*Task to carry out:* Copy each line exactly.

Stored records:
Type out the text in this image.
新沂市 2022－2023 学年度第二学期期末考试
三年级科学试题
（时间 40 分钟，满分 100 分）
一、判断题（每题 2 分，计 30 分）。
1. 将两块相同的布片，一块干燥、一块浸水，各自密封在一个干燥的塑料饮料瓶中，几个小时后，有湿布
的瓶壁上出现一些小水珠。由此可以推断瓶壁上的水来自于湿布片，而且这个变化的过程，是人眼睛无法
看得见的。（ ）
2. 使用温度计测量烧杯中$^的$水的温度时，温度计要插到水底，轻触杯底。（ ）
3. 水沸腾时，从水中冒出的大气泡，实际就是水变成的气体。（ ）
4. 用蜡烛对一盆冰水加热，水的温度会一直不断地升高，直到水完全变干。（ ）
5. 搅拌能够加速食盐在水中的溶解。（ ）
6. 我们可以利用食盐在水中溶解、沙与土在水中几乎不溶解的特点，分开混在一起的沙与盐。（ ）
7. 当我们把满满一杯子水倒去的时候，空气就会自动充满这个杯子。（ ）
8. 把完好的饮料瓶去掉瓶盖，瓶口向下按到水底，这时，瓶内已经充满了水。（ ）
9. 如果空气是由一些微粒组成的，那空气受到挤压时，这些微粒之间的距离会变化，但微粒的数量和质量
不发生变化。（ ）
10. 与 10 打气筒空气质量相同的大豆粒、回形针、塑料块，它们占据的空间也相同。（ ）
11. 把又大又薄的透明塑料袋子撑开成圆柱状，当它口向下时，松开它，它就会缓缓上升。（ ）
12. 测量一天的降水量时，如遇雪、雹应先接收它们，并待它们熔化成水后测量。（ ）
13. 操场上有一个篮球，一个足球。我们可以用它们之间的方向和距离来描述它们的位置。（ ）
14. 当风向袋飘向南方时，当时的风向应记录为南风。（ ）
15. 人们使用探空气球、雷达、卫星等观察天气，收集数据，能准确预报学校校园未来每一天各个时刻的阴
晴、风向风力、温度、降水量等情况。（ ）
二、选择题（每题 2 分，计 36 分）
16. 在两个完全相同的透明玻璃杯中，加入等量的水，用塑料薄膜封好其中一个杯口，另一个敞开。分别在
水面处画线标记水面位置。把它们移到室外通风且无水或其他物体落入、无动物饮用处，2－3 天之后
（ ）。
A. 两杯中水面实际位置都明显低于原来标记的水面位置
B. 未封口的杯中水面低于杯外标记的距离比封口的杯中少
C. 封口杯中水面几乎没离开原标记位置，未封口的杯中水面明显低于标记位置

*Correct answer:*
Type out the text in this image.
新沂市 2022－2023 学年度第二学期期末考试
三年级科学试题
（时间 40 分钟，满分 100 分）
一、判断题（每题 2 分，计 30 分）。
1. 将两块相同的布片，一块干燥、一块浸水，各自密封在一个干燥的塑料饮料瓶中，几个小时后，有湿布
的瓶壁上出现一些小水珠。由此可以推断瓶壁上的水来自于湿布片，而且这个变化的过程，是人眼睛无法
看得见的。（ ）
2. 使用温度计测量烧杯中$^的$水的温度时，温度计要插到水底，轻触杯底。（ ）
3. 水沸腾时，从水中冒出的大气泡，实际就是水变成的气体。（ ）
4. 用蜡烛对一盆冰水加热，水的温度会一直不断地升高，直到水完全变干。（ ）
5. 搅拌能够加速食盐在水中的溶解。（ ）
6. 我们可以利用食盐在水中溶解、沙与土在水中几乎不溶解的特点，分开混在一起的沙与盐。（ ）
7. 当我们把满满一杯子水倒去的时候，空气就会自动充满这个杯子。（ ）
8. 把完好的饮料瓶去掉瓶盖，瓶口向下按到水底，这时，瓶内已经充满了水。（ ）
9. 如果空气是由一些微粒组成的，那空气受到挤压时，这些微粒之间的距离会变化，但微粒的数量和质量
不发生变化。（ ）
10. 与 10 打气筒空气质量相同的大豆粒、回形针、塑料块，它们占据的空间也相同。（ ）
11. 把又大又薄的透明塑料袋子撑开成圆柱状，当它口向下时，松开它，它就会缓缓上升。（ ）
12. 测量一天的降水量时，如遇雪、雹应先接收它们，并待它们熔化成水后测量。（ ）
13. 操场上有一个篮球，一个足球。我们可以用它们之间的方向和距离来描述它们的位置。（ ）
14. 当风向袋飘向南方时，当时的风向应记录为南风。（ ）
15. 人们使用探空气球、雷达、卫星等观察天气，收集数据，能准确预报学校校园未来每一天各个时刻的阴
晴、风向风力、温度、降水量等情况。（ ）
二、选择题（每题 2 分，计 36 分）
16. 在两个完全相同的透明玻璃杯中，加入等量的水，用塑料薄膜封好其中一个杯口，另一个敞开。分别在
水面处画线标记水面位置。把它们移到室外通风且无水或其他物体落入、无动物饮用处，2－3 天之后
（ ）。
A. 两杯中水面实际位置都明显低于原来标记的水面位置
B. 未封口的杯中水面低于杯外标记的距离比封口的杯中少
C. 封口杯中水面几乎没离开原标记位置，未封口的杯中水面明显低于标记位置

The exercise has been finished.